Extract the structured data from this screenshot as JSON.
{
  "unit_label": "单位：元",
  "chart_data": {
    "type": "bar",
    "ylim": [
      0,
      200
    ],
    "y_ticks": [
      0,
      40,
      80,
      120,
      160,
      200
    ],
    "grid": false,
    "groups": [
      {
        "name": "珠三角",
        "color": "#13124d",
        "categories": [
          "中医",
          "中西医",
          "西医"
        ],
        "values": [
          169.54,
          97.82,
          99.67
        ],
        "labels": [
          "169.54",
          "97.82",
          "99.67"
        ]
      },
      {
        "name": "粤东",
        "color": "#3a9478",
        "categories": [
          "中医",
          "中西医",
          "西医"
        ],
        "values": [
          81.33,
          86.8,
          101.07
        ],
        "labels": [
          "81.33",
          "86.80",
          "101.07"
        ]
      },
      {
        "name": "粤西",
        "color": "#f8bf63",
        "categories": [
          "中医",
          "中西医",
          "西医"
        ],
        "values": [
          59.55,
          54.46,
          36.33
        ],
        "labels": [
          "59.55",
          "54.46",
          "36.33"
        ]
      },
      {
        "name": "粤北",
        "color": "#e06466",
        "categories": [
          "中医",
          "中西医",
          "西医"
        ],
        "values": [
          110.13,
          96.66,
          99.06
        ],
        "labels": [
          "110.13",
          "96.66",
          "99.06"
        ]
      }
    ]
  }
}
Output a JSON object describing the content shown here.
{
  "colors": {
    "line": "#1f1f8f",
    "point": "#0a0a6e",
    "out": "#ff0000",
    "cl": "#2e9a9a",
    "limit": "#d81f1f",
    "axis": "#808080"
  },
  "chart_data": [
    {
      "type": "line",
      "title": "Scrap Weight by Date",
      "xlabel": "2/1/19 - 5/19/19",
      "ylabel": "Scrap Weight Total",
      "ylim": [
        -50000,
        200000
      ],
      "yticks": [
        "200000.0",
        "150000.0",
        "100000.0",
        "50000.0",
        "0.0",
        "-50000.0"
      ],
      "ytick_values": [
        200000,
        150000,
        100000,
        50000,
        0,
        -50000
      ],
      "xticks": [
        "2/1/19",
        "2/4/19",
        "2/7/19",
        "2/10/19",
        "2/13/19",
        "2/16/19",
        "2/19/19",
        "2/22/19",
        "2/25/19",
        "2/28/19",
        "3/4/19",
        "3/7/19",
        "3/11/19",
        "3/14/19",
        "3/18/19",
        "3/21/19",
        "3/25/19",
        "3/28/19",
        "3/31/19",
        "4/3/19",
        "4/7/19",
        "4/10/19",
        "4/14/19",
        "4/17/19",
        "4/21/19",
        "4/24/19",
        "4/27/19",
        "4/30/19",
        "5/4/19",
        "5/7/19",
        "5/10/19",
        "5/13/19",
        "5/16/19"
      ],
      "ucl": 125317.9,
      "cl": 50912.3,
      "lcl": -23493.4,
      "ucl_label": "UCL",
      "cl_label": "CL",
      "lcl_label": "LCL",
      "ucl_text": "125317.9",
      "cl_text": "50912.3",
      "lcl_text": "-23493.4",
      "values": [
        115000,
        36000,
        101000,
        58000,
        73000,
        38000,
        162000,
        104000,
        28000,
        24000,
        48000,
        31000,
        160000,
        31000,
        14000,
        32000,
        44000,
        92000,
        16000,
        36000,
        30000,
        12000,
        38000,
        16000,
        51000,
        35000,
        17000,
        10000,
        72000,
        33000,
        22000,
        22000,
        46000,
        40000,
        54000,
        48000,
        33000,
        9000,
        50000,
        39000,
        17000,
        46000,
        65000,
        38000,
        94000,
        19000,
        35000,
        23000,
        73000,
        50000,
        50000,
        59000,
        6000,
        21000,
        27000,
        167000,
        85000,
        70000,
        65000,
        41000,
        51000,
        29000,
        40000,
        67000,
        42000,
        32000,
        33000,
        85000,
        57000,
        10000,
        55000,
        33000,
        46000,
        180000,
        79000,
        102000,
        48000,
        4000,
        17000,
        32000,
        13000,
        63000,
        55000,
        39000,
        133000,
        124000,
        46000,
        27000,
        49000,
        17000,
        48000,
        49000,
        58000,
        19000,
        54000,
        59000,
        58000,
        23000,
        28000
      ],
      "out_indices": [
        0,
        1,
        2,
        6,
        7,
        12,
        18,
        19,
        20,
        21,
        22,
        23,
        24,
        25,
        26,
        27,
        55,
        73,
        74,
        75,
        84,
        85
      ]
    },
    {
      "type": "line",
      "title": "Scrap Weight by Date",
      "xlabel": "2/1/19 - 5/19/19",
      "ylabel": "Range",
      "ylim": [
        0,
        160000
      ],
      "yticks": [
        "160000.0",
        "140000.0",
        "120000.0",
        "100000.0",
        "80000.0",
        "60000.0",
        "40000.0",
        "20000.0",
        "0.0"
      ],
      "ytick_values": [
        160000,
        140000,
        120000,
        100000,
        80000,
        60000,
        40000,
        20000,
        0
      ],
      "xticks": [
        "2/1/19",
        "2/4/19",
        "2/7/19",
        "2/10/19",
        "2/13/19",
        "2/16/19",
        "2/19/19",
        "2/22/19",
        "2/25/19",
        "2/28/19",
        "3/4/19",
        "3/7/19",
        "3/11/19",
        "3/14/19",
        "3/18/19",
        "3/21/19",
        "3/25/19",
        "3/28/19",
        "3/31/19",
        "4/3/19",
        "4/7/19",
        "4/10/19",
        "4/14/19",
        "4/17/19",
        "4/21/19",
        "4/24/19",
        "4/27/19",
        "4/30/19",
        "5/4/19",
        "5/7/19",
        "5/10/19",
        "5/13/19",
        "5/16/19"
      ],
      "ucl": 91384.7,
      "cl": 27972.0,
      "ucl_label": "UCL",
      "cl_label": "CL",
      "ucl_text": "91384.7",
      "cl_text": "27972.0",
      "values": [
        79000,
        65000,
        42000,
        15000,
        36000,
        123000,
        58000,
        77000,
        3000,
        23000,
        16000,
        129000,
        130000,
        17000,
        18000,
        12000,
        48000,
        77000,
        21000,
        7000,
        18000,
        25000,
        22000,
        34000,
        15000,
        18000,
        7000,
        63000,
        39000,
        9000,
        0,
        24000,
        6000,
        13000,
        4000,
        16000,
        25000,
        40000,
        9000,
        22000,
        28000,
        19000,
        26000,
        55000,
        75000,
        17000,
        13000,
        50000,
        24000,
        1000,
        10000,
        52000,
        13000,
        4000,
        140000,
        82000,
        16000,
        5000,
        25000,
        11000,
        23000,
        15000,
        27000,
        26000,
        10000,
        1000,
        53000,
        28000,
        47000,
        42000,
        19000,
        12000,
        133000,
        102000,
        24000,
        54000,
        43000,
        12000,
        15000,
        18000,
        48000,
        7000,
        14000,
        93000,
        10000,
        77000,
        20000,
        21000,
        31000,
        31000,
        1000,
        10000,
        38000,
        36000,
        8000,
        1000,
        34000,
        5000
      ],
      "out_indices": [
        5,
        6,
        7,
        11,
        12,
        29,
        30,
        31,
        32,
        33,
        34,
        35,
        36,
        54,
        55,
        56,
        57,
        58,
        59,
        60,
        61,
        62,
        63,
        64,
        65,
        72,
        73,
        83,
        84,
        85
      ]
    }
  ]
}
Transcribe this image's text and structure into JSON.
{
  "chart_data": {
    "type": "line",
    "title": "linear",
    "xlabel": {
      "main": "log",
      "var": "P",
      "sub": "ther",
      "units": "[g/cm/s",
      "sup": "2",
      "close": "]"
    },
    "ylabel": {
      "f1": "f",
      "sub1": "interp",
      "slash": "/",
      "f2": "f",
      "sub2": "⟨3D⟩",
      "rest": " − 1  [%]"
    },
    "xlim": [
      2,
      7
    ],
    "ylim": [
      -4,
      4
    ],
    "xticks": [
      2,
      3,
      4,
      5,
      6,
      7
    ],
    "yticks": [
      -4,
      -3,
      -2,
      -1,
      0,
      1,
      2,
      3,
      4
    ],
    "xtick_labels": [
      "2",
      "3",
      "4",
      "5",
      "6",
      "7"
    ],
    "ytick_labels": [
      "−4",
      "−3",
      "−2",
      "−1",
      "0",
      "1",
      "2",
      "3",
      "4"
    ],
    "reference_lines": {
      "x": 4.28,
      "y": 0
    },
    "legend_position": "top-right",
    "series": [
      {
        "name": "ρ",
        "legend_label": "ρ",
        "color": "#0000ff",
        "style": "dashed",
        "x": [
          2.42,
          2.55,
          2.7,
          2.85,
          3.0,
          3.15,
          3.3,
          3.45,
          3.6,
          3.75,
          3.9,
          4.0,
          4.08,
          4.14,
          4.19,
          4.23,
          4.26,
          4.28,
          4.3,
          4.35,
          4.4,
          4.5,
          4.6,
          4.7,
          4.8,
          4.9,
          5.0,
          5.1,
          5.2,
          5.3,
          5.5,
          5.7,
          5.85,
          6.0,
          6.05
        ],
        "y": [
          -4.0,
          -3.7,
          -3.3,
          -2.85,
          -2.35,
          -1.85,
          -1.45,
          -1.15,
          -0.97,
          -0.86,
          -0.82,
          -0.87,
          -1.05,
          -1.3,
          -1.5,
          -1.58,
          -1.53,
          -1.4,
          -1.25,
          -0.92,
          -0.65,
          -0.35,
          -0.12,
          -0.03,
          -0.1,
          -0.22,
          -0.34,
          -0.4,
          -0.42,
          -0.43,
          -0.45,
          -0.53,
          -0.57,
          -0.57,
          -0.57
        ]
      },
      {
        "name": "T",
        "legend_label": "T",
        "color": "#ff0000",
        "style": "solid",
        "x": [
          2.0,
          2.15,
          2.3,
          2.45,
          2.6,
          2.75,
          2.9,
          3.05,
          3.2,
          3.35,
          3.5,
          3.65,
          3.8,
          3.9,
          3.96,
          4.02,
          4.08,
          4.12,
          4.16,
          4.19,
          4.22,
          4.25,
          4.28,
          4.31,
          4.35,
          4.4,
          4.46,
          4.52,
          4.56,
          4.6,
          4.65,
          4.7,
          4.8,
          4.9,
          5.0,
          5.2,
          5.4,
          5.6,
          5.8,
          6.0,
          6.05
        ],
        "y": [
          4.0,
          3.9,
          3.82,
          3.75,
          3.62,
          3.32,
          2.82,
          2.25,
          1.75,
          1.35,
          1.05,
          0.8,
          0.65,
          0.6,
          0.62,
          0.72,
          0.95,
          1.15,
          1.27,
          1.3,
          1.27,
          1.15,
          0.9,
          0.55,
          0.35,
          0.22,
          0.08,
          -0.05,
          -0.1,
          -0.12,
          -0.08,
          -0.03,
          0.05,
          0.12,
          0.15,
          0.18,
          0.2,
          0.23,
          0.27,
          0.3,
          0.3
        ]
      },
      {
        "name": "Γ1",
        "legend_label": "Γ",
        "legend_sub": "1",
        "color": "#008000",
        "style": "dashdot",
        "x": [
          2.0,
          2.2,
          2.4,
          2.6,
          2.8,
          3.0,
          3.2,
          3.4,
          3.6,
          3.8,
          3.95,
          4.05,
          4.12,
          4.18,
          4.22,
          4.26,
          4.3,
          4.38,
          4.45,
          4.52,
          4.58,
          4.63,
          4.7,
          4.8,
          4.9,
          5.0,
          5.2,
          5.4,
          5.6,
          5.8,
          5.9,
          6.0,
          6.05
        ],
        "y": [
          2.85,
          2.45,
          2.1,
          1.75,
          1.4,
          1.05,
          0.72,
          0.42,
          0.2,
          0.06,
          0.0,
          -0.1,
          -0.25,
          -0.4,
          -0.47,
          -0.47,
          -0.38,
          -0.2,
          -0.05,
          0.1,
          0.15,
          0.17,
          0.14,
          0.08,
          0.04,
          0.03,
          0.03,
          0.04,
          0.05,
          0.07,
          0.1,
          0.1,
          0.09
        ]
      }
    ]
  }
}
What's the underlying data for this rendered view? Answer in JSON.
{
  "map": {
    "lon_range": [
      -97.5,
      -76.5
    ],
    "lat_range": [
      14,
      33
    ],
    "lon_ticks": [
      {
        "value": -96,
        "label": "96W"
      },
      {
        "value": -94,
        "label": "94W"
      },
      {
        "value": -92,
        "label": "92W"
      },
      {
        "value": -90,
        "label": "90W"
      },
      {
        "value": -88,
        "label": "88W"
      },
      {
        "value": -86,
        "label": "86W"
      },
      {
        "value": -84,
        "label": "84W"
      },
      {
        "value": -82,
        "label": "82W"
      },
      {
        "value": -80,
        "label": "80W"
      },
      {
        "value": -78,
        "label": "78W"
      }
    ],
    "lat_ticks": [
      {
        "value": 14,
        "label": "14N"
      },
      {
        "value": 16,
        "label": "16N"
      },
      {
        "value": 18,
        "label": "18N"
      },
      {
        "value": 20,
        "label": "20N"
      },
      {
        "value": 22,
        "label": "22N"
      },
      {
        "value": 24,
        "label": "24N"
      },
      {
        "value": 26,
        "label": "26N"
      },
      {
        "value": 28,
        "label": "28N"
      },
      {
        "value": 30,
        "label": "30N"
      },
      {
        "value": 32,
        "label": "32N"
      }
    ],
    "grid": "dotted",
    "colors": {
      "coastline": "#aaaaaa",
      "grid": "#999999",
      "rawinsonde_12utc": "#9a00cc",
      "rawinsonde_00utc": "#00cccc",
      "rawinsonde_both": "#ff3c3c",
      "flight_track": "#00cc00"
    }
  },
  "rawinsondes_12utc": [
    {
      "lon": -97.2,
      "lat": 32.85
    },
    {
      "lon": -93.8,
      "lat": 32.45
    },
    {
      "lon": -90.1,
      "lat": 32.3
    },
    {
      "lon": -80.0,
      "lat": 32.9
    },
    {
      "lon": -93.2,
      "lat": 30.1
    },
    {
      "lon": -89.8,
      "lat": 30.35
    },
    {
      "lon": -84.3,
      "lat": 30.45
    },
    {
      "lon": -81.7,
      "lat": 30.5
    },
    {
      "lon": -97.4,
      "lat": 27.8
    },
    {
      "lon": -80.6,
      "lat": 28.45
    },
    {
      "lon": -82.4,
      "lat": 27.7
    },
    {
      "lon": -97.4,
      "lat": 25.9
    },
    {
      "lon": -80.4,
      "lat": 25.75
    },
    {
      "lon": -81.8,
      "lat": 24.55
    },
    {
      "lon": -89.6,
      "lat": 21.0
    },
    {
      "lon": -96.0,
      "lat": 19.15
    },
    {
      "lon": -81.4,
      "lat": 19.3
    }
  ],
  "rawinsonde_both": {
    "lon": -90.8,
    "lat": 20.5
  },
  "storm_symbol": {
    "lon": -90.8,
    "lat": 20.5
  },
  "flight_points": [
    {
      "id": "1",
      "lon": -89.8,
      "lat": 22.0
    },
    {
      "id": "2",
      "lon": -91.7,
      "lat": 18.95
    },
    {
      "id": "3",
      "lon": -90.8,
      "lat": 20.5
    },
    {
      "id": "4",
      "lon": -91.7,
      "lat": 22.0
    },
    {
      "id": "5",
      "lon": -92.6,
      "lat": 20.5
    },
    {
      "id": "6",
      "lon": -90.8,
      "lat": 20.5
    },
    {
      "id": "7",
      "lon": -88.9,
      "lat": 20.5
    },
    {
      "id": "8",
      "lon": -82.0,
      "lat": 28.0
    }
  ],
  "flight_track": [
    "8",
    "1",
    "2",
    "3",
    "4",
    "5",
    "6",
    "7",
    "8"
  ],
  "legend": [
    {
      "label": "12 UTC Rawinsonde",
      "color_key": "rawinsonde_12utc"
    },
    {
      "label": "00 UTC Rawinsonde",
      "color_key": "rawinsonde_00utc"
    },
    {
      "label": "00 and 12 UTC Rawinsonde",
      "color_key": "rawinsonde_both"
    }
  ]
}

* * * * *

What needs to be done:
Wherever "type" shows up in a line, copy that line.

Solution to this task:
    "type": "bar",
      "type": "line",
      "type": "line",
    "type": "line",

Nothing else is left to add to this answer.